Exercise brief: Leaving out the pictures, transcribe all of the records faithfully.

Dataset extract:

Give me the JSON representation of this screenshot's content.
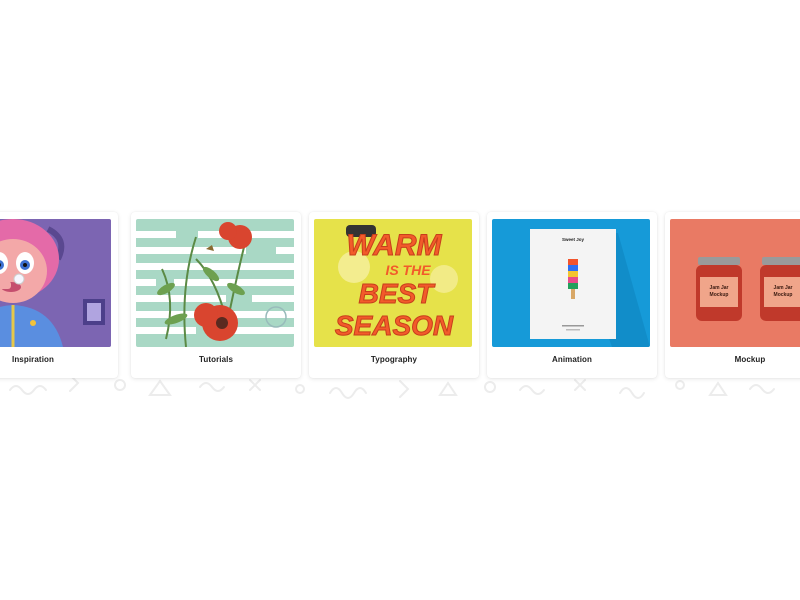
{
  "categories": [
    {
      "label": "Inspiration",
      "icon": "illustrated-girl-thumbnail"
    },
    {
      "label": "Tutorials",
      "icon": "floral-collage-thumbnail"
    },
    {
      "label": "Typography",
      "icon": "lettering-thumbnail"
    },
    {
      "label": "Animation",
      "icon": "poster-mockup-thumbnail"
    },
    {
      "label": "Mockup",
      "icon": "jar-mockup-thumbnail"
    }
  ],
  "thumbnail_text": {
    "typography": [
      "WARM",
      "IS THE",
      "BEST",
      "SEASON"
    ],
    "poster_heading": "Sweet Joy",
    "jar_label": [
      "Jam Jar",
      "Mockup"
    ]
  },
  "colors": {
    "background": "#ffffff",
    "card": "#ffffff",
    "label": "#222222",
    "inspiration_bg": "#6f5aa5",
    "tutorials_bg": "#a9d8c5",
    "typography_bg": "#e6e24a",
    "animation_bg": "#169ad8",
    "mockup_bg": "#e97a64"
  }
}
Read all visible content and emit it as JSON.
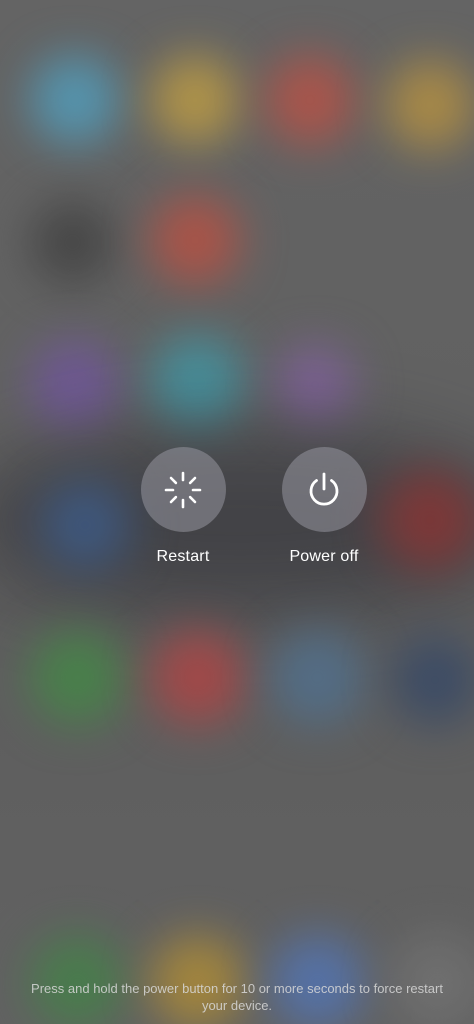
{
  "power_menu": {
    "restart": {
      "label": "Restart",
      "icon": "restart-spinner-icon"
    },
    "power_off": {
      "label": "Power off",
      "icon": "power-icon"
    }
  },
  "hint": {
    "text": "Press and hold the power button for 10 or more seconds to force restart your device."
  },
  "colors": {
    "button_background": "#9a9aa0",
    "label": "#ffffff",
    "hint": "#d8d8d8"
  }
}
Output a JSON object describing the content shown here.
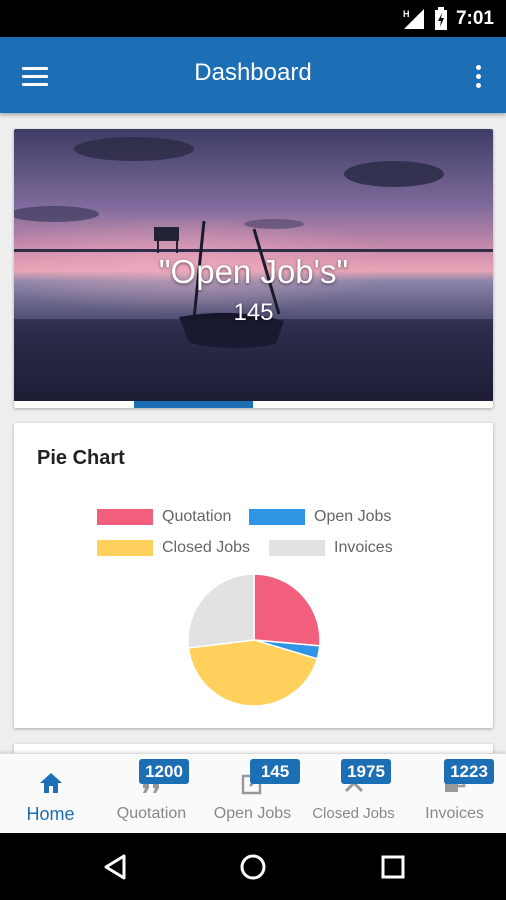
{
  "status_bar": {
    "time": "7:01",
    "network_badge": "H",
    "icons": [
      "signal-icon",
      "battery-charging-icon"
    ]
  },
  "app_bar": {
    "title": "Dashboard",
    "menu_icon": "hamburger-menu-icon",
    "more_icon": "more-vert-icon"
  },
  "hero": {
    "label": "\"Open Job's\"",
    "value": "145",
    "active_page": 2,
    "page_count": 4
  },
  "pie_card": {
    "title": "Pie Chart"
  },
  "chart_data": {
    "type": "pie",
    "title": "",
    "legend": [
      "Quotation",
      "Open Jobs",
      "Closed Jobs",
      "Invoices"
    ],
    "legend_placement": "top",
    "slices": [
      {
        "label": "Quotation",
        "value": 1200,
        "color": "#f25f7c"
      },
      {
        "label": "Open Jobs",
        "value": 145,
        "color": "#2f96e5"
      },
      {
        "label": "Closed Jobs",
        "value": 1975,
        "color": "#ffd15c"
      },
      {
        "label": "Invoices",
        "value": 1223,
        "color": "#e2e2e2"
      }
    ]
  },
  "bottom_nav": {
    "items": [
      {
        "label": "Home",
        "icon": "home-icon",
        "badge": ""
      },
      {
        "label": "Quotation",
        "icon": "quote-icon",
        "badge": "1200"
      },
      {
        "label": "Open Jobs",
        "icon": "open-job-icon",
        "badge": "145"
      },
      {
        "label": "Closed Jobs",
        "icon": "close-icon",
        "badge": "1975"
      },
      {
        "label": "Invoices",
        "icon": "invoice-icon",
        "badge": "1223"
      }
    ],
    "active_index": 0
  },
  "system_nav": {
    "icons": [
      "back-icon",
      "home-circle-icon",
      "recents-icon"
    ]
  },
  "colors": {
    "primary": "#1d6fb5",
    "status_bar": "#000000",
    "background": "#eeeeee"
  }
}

Solution for this exercise:
Give me the JSON representation of this screenshot's content.
{
  "categories": [
    {
      "label": "Inspiration",
      "icon": "illustrated-girl-thumbnail"
    },
    {
      "label": "Tutorials",
      "icon": "floral-collage-thumbnail"
    },
    {
      "label": "Typography",
      "icon": "lettering-thumbnail"
    },
    {
      "label": "Animation",
      "icon": "poster-mockup-thumbnail"
    },
    {
      "label": "Mockup",
      "icon": "jar-mockup-thumbnail"
    }
  ],
  "thumbnail_text": {
    "typography": [
      "WARM",
      "IS THE",
      "BEST",
      "SEASON"
    ],
    "poster_heading": "Sweet Joy",
    "jar_label": [
      "Jam Jar",
      "Mockup"
    ]
  },
  "colors": {
    "background": "#ffffff",
    "card": "#ffffff",
    "label": "#222222",
    "inspiration_bg": "#6f5aa5",
    "tutorials_bg": "#a9d8c5",
    "typography_bg": "#e6e24a",
    "animation_bg": "#169ad8",
    "mockup_bg": "#e97a64"
  }
}
Read all visible content and emit it as JSON.
{
  "power_menu": {
    "restart": {
      "label": "Restart",
      "icon": "restart-spinner-icon"
    },
    "power_off": {
      "label": "Power off",
      "icon": "power-icon"
    }
  },
  "hint": {
    "text": "Press and hold the power button for 10 or more seconds to force restart your device."
  },
  "colors": {
    "button_background": "#9a9aa0",
    "label": "#ffffff",
    "hint": "#d8d8d8"
  }
}
Output a JSON object describing the content shown here.
{
  "status_bar": {
    "time": "7:01",
    "network_badge": "H",
    "icons": [
      "signal-icon",
      "battery-charging-icon"
    ]
  },
  "app_bar": {
    "title": "Dashboard",
    "menu_icon": "hamburger-menu-icon",
    "more_icon": "more-vert-icon"
  },
  "hero": {
    "label": "\"Open Job's\"",
    "value": "145",
    "active_page": 2,
    "page_count": 4
  },
  "pie_card": {
    "title": "Pie Chart"
  },
  "chart_data": {
    "type": "pie",
    "title": "",
    "legend": [
      "Quotation",
      "Open Jobs",
      "Closed Jobs",
      "Invoices"
    ],
    "legend_placement": "top",
    "slices": [
      {
        "label": "Quotation",
        "value": 1200,
        "color": "#f25f7c"
      },
      {
        "label": "Open Jobs",
        "value": 145,
        "color": "#2f96e5"
      },
      {
        "label": "Closed Jobs",
        "value": 1975,
        "color": "#ffd15c"
      },
      {
        "label": "Invoices",
        "value": 1223,
        "color": "#e2e2e2"
      }
    ]
  },
  "bottom_nav": {
    "items": [
      {
        "label": "Home",
        "icon": "home-icon",
        "badge": ""
      },
      {
        "label": "Quotation",
        "icon": "quote-icon",
        "badge": "1200"
      },
      {
        "label": "Open Jobs",
        "icon": "open-job-icon",
        "badge": "145"
      },
      {
        "label": "Closed Jobs",
        "icon": "close-icon",
        "badge": "1975"
      },
      {
        "label": "Invoices",
        "icon": "invoice-icon",
        "badge": "1223"
      }
    ],
    "active_index": 0
  },
  "system_nav": {
    "icons": [
      "back-icon",
      "home-circle-icon",
      "recents-icon"
    ]
  },
  "colors": {
    "primary": "#1d6fb5",
    "status_bar": "#000000",
    "background": "#eeeeee"
  }
}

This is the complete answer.